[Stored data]
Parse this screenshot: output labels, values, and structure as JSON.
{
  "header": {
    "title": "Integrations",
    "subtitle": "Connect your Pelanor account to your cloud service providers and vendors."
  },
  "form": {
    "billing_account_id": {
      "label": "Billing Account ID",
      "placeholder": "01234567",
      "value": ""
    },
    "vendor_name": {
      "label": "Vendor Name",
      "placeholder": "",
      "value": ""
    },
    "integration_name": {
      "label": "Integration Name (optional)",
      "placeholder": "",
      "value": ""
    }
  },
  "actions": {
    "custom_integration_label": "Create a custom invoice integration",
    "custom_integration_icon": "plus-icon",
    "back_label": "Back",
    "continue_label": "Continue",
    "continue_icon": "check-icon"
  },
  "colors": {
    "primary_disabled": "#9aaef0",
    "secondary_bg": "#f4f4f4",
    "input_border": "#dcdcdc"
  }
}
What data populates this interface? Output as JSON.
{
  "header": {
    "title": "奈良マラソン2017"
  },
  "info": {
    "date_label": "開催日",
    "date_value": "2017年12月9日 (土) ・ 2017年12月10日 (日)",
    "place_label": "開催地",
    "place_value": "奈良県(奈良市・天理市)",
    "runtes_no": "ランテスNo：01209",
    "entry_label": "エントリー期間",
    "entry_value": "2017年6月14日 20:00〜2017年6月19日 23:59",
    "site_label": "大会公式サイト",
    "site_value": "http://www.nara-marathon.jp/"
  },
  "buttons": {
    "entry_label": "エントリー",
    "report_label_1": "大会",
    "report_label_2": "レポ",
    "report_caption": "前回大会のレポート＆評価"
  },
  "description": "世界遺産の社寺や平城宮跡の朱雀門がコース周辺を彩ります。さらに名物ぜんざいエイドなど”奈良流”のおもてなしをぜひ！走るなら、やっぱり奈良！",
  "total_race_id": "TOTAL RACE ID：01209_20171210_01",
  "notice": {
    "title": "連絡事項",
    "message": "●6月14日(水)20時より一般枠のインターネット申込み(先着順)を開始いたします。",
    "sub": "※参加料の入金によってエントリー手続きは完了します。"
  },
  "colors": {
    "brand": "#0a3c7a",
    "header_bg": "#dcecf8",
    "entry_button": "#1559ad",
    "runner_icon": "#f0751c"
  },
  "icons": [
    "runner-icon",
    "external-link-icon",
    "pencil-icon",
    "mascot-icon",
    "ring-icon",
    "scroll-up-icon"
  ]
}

* **Short task**
Quote the whole listing above, leaving nothing out.

* **Final result**
Parse this screenshot: output labels, values, and structure as JSON.
{
  "header": {
    "title": "Integrations",
    "subtitle": "Connect your Pelanor account to your cloud service providers and vendors."
  },
  "form": {
    "billing_account_id": {
      "label": "Billing Account ID",
      "placeholder": "01234567",
      "value": ""
    },
    "vendor_name": {
      "label": "Vendor Name",
      "placeholder": "",
      "value": ""
    },
    "integration_name": {
      "label": "Integration Name (optional)",
      "placeholder": "",
      "value": ""
    }
  },
  "actions": {
    "custom_integration_label": "Create a custom invoice integration",
    "custom_integration_icon": "plus-icon",
    "back_label": "Back",
    "continue_label": "Continue",
    "continue_icon": "check-icon"
  },
  "colors": {
    "primary_disabled": "#9aaef0",
    "secondary_bg": "#f4f4f4",
    "input_border": "#dcdcdc"
  }
}
What data populates this interface? Output as JSON.
{
  "header": {
    "title": "奈良マラソン2017"
  },
  "info": {
    "date_label": "開催日",
    "date_value": "2017年12月9日 (土) ・ 2017年12月10日 (日)",
    "place_label": "開催地",
    "place_value": "奈良県(奈良市・天理市)",
    "runtes_no": "ランテスNo：01209",
    "entry_label": "エントリー期間",
    "entry_value": "2017年6月14日 20:00〜2017年6月19日 23:59",
    "site_label": "大会公式サイト",
    "site_value": "http://www.nara-marathon.jp/"
  },
  "buttons": {
    "entry_label": "エントリー",
    "report_label_1": "大会",
    "report_label_2": "レポ",
    "report_caption": "前回大会のレポート＆評価"
  },
  "description": "世界遺産の社寺や平城宮跡の朱雀門がコース周辺を彩ります。さらに名物ぜんざいエイドなど”奈良流”のおもてなしをぜひ！走るなら、やっぱり奈良！",
  "total_race_id": "TOTAL RACE ID：01209_20171210_01",
  "notice": {
    "title": "連絡事項",
    "message": "●6月14日(水)20時より一般枠のインターネット申込み(先着順)を開始いたします。",
    "sub": "※参加料の入金によってエントリー手続きは完了します。"
  },
  "colors": {
    "brand": "#0a3c7a",
    "header_bg": "#dcecf8",
    "entry_button": "#1559ad",
    "runner_icon": "#f0751c"
  },
  "icons": [
    "runner-icon",
    "external-link-icon",
    "pencil-icon",
    "mascot-icon",
    "ring-icon",
    "scroll-up-icon"
  ]
}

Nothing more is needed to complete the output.